Records from a collection:

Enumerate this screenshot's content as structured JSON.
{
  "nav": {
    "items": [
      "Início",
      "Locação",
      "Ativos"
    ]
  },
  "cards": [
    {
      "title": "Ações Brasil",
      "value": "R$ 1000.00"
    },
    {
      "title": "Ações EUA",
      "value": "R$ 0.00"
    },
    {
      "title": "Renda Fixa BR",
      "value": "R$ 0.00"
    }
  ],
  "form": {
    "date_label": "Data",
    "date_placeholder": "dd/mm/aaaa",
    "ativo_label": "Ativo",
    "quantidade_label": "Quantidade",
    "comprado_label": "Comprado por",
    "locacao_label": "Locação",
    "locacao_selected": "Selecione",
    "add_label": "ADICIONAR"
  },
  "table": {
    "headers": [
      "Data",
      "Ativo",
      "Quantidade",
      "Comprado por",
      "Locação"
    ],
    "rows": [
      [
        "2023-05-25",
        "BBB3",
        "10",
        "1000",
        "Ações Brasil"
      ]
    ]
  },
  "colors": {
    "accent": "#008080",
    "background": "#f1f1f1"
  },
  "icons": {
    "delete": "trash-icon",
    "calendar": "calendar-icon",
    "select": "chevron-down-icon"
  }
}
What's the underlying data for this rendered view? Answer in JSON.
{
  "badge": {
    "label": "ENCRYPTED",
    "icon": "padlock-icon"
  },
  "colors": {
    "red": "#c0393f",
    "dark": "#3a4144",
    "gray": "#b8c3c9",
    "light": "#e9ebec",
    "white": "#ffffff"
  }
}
==
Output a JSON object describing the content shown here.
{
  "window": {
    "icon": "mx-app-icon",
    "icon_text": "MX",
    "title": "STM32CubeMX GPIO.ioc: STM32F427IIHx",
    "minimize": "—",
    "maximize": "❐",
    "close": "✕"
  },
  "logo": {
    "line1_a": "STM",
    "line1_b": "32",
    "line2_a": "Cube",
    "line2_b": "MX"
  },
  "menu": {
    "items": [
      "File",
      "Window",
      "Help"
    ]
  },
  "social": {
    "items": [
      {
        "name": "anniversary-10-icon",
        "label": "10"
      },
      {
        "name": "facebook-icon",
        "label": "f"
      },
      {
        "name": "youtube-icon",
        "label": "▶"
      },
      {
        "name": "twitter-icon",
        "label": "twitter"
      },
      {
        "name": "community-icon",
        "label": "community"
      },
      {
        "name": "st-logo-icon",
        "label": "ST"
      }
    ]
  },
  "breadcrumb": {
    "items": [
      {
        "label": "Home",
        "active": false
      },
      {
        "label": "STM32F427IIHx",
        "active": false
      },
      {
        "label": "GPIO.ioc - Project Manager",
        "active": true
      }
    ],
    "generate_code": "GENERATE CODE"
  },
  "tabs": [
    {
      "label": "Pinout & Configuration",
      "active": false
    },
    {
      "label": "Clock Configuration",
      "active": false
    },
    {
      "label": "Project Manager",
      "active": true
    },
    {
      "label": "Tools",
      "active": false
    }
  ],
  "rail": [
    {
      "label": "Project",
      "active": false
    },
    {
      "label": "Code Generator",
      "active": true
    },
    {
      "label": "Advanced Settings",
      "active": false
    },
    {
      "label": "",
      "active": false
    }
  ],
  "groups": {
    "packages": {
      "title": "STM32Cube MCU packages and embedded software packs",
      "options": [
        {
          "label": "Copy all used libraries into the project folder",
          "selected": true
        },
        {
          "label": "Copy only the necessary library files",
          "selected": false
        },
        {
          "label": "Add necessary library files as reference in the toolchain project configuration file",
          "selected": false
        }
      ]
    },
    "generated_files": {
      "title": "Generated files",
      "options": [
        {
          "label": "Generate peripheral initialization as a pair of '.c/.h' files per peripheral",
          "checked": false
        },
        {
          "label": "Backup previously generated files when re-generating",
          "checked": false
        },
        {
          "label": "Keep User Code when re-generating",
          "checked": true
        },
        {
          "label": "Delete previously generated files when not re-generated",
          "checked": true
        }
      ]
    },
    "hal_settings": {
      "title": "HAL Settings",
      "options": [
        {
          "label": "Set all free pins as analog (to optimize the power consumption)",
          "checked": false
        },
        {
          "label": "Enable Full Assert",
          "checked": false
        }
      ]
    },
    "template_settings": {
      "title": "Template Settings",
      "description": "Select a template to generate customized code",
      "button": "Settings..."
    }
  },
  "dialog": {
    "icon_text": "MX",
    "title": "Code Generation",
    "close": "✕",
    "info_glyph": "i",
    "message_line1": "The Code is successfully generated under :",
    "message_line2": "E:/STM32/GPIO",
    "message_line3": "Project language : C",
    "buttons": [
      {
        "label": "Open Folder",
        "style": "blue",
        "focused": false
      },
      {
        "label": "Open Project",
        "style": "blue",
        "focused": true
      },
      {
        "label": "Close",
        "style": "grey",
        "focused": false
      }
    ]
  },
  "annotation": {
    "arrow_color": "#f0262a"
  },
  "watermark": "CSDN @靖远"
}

▶ Written exercise
Using the listing above, gather each line that holds the string "content" and copy it.

▶ The response
Enumerate this screenshot's content as structured JSON.
Output a JSON object describing the content shown here.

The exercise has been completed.